__Short task__
Show all lines from the listing below that contain "Daily".
◇ ◇ ◇ ◇
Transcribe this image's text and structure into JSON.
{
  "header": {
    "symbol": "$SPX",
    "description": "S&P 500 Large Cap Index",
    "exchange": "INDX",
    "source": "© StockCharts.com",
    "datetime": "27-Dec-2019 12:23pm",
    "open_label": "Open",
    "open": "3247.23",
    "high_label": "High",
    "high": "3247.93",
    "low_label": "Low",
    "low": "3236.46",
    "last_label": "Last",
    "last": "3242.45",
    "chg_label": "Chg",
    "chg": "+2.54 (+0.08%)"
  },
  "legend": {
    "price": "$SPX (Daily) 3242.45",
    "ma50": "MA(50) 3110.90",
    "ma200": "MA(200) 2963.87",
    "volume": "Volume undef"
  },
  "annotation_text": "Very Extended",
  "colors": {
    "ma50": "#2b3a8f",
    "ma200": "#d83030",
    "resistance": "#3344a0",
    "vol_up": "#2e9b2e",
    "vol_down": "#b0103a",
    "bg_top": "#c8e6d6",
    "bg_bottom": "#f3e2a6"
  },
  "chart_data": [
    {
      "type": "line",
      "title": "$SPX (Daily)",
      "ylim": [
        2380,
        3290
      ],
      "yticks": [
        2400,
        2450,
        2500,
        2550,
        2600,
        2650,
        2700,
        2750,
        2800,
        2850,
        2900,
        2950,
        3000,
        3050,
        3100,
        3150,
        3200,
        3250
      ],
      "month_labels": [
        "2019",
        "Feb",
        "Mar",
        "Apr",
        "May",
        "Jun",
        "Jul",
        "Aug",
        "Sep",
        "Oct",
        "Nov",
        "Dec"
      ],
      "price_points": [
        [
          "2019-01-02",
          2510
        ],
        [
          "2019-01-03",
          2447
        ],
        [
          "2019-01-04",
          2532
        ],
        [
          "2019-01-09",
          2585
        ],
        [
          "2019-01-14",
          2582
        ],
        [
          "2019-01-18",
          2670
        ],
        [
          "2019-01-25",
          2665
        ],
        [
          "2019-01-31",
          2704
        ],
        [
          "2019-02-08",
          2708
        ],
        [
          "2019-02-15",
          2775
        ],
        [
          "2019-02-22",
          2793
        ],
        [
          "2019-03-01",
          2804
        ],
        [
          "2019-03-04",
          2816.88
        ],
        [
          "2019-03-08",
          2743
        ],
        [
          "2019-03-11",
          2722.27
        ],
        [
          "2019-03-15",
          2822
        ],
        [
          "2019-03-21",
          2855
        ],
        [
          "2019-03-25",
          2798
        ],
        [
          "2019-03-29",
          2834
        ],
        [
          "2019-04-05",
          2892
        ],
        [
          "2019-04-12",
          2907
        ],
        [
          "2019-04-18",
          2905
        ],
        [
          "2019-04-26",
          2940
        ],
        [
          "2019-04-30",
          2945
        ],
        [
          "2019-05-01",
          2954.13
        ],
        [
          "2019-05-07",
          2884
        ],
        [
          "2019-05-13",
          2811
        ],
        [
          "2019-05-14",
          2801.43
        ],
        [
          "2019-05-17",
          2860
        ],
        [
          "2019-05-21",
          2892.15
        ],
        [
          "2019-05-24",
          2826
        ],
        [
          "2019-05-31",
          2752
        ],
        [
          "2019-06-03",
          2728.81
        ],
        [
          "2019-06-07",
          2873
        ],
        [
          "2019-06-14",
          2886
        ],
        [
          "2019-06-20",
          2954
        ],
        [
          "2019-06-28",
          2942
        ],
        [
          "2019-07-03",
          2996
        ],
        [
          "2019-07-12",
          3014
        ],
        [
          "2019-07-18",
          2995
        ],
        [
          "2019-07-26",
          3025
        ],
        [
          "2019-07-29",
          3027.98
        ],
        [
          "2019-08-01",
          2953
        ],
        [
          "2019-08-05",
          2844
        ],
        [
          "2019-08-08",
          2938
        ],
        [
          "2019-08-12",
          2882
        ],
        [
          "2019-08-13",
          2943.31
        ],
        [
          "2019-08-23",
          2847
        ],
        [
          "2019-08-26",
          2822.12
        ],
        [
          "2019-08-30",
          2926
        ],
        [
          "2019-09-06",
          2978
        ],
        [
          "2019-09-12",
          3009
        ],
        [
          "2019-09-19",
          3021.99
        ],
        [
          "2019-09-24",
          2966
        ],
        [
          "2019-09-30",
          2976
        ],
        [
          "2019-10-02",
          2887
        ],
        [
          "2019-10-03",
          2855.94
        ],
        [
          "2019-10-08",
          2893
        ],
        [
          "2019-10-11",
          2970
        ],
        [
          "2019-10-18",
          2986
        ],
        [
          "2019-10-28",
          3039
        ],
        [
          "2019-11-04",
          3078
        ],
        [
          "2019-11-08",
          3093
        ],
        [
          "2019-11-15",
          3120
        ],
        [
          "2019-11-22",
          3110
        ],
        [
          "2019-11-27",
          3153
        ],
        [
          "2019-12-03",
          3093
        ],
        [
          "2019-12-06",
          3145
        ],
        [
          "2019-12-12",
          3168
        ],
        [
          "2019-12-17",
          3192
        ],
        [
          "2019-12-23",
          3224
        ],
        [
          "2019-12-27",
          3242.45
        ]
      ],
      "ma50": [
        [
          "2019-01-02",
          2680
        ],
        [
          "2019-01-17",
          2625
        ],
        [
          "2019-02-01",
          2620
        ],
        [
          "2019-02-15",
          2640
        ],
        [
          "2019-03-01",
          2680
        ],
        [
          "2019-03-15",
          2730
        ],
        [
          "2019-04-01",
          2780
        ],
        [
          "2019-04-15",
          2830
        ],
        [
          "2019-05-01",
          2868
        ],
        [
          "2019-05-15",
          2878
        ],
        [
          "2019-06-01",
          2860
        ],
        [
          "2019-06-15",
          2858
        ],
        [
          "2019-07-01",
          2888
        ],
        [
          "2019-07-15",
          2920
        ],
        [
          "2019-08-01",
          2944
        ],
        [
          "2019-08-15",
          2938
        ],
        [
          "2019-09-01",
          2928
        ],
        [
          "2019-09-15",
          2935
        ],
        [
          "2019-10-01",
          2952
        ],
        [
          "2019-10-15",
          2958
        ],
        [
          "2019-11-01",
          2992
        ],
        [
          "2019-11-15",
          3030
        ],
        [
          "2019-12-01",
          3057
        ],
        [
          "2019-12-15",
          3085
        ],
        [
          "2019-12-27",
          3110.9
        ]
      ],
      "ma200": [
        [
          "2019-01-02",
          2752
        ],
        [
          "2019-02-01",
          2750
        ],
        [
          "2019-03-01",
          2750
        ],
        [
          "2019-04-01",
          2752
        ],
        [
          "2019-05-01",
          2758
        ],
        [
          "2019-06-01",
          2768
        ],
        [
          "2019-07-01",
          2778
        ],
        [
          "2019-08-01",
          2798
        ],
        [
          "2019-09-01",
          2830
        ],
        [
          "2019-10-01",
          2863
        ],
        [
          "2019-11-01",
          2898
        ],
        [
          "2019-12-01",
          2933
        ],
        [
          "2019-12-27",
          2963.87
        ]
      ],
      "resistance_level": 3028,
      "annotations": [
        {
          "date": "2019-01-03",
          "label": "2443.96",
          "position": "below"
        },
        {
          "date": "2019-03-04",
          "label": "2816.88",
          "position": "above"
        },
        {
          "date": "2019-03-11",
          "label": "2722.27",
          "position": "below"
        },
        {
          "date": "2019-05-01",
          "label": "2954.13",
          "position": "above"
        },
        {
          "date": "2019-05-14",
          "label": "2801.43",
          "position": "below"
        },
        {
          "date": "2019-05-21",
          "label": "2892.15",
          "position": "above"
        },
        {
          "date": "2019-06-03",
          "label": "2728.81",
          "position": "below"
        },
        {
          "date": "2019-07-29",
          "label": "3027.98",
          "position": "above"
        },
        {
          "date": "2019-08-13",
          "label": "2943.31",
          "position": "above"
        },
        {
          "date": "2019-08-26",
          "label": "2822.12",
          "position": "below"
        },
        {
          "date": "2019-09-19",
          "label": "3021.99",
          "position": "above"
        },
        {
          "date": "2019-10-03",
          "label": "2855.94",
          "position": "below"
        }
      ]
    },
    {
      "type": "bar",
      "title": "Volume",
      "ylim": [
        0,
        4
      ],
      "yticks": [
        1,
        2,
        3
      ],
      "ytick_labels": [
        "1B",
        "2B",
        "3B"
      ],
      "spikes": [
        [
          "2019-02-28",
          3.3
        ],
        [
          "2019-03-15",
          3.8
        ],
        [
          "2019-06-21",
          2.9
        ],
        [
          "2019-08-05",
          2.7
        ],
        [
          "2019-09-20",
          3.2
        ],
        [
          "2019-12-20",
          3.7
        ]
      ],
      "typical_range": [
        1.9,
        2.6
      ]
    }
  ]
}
◇ ◇ ◇ ◇
__Response to the task__
    "price": "$SPX (Daily) 3242.45",
      "title": "$SPX (Daily)",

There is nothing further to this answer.